======== Document excerpt
= Anarchism in Estonia =

Anarchism in Estonia dates back to the Russian Revolution and re-emerged after the Singing Revolution as part of the Estonian punk subculture. Estonian anarchists have been involved in political demonstrations, the conservationist movement and art collectives.

==History==
In September 1917, young socialist activists in the city of Narva established a youth branch of the Estonian Social Democratic Workers' Party. Within a month, it came under the influence of anarchists and took the name of the Anarchist Communist Youth Association of Narva (Narva Anarhistlik-Kommunistlik Noorte Ühing; NAKNU). In February 1918, anarchist delegates from Narva attended a congress of social-democratic youth associations in Tallinn, where they objected to the adoption of a Bolshevik programme by a proposed nationwide youth organisation. They were outvoted and left the congress, leaving it to establish the Northern Baltic Communist Youth League (PBKNL).

In the 1970s, the anarchist movement re-emerged in the Estonian Soviet Socialist Republic, as part of the Estonian punk subculture. The Singing Revolution, which brought an end to Soviet rule in the Baltic states and saw the return of freedom of expression, allowed for the complete re-organisation of the anarchist movement.

In the mid-1990s, the Anarchist League of Estonia (Maavalla Anarhistlik Liit, MAL) was established by a group of individualist anarchists. The MAL was loosely organised, and did not have any rigid membership structure. Villu Tamme reported that, although he had heard of the organisation, he did not know what it did. On 30 June 1996, the first anarchist political demonstration in the country's history took place. The demonstration was organised by Tõnu Trubetsky, who clarified that while Estonian anarchists were anti-state, they were not specifically agitating against the Estonian state at that time and supported Estonian independence. The march consisted of roughly 100 people, who blocked roads and expressed hostility towards photojournalists, while being monitored by police. The demonstration ended at Von Krahl Theatre, where a punk concert was held by J.M.K.E. and other Estonian punk bands.
================
======== Source data
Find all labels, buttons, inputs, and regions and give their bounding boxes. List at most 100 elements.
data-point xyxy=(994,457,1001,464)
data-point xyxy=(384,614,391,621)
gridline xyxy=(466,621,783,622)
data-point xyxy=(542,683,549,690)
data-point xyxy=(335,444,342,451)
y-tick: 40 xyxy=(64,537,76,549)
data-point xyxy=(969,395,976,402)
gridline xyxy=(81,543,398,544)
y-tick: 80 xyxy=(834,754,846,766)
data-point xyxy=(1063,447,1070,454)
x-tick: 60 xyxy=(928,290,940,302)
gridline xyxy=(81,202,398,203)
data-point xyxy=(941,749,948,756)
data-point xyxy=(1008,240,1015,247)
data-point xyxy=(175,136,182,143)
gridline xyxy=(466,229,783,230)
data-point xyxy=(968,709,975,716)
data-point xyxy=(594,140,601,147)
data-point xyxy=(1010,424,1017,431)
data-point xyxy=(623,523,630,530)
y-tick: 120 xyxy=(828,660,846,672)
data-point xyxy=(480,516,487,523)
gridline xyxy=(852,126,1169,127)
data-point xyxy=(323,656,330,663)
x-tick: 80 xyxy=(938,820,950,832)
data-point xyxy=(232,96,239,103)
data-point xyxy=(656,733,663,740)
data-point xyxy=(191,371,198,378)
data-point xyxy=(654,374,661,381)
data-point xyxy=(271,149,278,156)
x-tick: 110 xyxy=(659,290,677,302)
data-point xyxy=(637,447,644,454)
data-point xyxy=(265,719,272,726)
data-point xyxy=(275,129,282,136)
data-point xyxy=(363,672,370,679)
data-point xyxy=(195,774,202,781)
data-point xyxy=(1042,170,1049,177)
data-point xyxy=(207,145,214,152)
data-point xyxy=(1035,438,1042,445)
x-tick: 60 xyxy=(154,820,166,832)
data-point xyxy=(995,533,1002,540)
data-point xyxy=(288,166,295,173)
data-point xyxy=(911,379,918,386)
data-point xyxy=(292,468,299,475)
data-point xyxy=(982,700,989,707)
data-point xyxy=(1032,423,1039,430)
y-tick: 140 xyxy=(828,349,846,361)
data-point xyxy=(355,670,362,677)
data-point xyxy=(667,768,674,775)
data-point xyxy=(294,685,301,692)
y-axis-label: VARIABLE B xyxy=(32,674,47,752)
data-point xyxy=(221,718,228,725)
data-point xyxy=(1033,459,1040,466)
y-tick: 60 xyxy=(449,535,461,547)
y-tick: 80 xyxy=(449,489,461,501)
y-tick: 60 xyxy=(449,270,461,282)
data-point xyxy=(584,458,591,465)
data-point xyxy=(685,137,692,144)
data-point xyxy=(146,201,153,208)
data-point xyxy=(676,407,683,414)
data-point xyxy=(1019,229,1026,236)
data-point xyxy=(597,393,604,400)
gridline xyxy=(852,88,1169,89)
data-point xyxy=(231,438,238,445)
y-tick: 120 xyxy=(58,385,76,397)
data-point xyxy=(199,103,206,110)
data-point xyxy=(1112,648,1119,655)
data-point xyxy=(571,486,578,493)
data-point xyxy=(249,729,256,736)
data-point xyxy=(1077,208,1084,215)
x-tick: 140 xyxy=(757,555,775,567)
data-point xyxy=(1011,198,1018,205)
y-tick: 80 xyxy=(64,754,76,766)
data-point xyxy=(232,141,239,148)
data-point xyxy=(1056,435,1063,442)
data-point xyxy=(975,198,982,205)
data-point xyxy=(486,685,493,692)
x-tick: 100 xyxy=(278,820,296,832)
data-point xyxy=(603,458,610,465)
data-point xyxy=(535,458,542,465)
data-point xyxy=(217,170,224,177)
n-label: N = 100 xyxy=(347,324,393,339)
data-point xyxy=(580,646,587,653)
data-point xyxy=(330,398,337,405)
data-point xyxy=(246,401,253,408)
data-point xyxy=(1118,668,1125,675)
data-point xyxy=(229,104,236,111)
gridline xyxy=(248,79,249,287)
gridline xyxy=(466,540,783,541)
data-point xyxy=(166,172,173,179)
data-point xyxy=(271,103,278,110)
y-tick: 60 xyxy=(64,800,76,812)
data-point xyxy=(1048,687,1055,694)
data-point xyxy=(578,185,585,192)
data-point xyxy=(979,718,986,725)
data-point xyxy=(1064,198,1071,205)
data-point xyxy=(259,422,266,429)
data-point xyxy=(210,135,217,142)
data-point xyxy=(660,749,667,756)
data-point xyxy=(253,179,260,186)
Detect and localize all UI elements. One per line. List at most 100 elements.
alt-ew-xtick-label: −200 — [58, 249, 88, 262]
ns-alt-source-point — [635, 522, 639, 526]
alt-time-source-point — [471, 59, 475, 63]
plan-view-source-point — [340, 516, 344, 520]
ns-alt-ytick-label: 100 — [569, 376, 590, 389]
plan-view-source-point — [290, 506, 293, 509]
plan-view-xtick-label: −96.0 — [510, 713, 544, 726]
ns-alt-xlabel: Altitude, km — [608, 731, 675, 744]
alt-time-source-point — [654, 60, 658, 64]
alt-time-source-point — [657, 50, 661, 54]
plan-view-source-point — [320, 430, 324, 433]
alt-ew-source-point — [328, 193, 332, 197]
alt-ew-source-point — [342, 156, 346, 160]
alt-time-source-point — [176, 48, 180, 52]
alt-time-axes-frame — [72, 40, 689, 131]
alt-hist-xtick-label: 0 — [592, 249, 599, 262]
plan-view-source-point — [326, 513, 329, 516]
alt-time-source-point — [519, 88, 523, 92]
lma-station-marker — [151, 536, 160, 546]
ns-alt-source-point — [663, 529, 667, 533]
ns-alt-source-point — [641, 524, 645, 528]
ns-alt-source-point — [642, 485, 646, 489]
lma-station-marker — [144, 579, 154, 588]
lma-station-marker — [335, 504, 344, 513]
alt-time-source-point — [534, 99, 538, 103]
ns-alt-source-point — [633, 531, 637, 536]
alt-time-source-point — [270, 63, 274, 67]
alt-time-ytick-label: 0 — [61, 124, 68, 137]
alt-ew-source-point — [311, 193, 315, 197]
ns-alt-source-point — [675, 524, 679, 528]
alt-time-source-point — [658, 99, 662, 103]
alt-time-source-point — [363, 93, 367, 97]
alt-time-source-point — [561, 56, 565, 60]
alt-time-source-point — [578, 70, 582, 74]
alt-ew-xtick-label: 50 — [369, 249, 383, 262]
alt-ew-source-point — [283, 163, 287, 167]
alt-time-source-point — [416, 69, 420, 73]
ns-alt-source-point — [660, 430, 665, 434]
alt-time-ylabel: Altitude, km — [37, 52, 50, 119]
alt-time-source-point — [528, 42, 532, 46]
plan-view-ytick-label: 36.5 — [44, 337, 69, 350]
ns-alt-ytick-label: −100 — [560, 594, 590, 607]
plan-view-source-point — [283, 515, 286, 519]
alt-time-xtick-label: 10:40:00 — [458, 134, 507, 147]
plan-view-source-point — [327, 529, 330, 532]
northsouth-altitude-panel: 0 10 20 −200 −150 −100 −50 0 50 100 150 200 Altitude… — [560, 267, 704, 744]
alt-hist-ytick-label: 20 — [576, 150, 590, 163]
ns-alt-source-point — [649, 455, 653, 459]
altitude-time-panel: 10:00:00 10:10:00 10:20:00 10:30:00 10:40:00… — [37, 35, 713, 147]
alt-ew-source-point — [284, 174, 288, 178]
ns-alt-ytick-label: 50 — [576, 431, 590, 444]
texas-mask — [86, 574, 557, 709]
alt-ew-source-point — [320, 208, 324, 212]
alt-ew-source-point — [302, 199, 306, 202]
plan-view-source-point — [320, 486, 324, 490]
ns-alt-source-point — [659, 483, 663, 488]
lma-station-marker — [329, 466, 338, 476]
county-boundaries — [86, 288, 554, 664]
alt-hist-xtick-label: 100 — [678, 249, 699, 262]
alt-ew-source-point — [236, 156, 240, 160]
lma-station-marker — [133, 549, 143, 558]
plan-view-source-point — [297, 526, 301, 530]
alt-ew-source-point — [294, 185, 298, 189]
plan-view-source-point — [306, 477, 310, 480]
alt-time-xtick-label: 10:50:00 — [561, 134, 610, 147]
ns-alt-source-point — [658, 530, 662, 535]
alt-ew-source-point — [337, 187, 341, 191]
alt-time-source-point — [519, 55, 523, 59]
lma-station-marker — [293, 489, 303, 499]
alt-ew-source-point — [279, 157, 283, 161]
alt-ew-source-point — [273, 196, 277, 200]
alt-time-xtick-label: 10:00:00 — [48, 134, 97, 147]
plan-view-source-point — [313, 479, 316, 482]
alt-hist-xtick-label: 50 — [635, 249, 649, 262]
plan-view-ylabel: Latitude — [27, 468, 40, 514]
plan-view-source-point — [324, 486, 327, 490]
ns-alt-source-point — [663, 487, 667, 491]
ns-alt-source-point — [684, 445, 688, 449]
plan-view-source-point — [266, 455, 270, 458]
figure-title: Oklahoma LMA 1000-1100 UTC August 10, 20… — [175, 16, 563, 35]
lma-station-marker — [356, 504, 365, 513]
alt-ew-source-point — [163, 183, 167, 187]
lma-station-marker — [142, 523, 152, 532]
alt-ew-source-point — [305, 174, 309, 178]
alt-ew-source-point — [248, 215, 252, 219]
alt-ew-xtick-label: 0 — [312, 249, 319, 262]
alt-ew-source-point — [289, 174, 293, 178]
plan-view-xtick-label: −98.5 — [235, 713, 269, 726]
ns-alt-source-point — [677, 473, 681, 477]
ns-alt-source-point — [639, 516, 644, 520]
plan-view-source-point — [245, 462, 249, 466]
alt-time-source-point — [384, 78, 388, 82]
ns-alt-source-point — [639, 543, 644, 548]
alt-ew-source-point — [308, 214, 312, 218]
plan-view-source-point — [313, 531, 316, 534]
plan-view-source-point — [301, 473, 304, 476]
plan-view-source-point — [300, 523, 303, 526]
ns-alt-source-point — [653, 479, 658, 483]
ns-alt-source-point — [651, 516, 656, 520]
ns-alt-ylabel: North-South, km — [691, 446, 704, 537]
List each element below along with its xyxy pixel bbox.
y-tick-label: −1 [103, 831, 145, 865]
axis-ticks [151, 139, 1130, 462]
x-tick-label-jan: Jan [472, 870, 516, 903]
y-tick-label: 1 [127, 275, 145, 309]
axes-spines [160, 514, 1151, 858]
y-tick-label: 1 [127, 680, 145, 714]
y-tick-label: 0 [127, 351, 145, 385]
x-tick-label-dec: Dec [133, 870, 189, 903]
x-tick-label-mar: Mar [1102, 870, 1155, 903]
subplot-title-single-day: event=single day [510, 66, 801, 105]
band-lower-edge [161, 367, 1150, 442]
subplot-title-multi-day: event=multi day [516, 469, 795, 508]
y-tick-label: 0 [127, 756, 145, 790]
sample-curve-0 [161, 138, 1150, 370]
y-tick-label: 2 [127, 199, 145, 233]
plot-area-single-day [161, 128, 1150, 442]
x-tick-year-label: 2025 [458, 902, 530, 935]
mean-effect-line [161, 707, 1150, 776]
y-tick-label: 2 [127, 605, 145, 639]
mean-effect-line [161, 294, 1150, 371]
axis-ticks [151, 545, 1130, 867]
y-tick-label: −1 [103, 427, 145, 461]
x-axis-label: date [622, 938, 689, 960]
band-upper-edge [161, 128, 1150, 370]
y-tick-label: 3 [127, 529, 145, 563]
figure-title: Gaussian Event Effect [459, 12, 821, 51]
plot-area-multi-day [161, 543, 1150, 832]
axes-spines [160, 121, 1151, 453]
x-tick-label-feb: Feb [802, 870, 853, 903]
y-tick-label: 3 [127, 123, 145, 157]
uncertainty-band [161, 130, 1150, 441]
================
## Tasks and exercises
1 – Answer these questions from the text on anarchism in Estonia:
(a) In which city did young socialist activists set up a youth branch of the Estonian Social Democratic Workers' Party in September 1917?
(b) In what decade did the anarchist movement re-emerge in the Estonian Soviet Socialist Republic as part of the punk subculture?
(c) At which venue did the demonstration of 30 June 1996 end?
2 – Turn the paragraph beginning "In the mid-1990s, the Anarchist League of Estonia" in the text on anarchism in Estonia into a bulleted list that keeps its main facts.

## Solutions to the tasks
1 –
(a) Narva
(b) The 1970s
(c) Von Krahl Theatre

2 –
- In the mid-1990s, a group of individualist anarchists founded the Anarchist League of Estonia (Maavalla Anarhistlik Liit, MAL).
- The MAL was loosely organized and had no rigid membership structure.
- Villu Tamme had heard of the organization but did not know what it did.
- On 30 June 1996, the first anarchist political demonstration in the country's history took place.
- Tõnu Trubetsky organized it. He said Estonian anarchists were anti-state but were not then agitating against the Estonian state, and that they supported Estonian independence.
- About 100 marchers blocked roads and showed hostility toward photojournalists while police monitored them.
- The march ended at Von Krahl Theatre with a punk concert by J.M.K.E. and other Estonian punk bands.